→ **DATASET ENTRIES**:
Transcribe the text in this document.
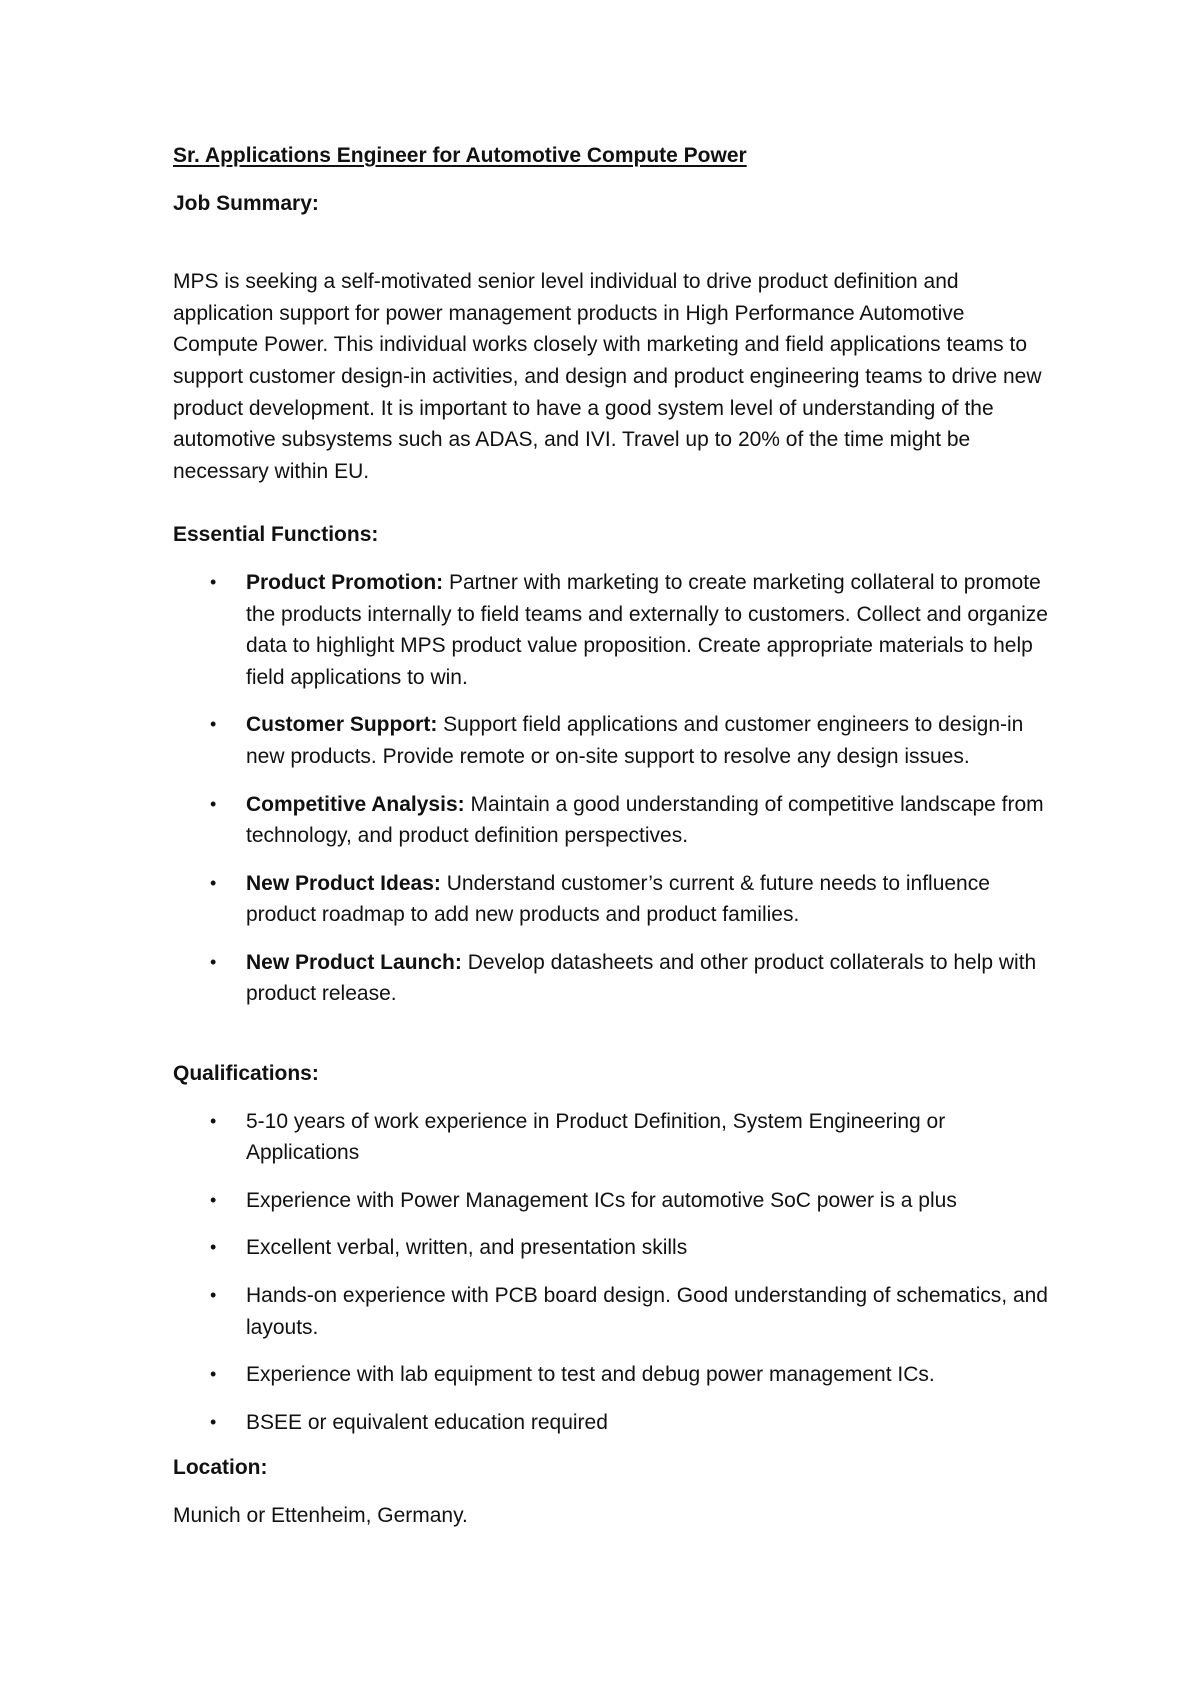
Sr. Applications Engineer for Automotive Compute Power

Job Summary:

MPS is seeking a self-motivated senior level individual to drive product definition and application support for power management products in High Performance Automotive Compute Power. This individual works closely with marketing and field applications teams to support customer design-in activities, and design and product engineering teams to drive new product development. It is important to have a good system level of understanding of the automotive subsystems such as ADAS, and IVI. Travel up to 20% of the time might be necessary within EU.

Essential Functions:

• Product Promotion: Partner with marketing to create marketing collateral to promote the products internally to field teams and externally to customers. Collect and organize data to highlight MPS product value proposition. Create appropriate materials to help field applications to win.
• Customer Support: Support field applications and customer engineers to design-in new products. Provide remote or on-site support to resolve any design issues.
• Competitive Analysis: Maintain a good understanding of competitive landscape from technology, and product definition perspectives.
• New Product Ideas: Understand customer’s current & future needs to influence product roadmap to add new products and product families.
• New Product Launch: Develop datasheets and other product collaterals to help with product release.

Qualifications:

• 5-10 years of work experience in Product Definition, System Engineering or Applications
• Experience with Power Management ICs for automotive SoC power is a plus
• Excellent verbal, written, and presentation skills
• Hands-on experience with PCB board design. Good understanding of schematics, and layouts.
• Experience with lab equipment to test and debug power management ICs.
• BSEE or equivalent education required

Location:

Munich or Ettenheim, Germany.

→ **WHAT YOU HAVE TO DO**:
Copy all lines from the listing that contain "help".

→ **WRITTEN ANSWER**:
• Product Promotion: Partner with marketing to create marketing collateral to promote the products internally to field teams and externally to customers. Collect and organize data to highlight MPS product value proposition. Create appropriate materials to help field applications to win.
• New Product Launch: Develop datasheets and other product collaterals to help with product release.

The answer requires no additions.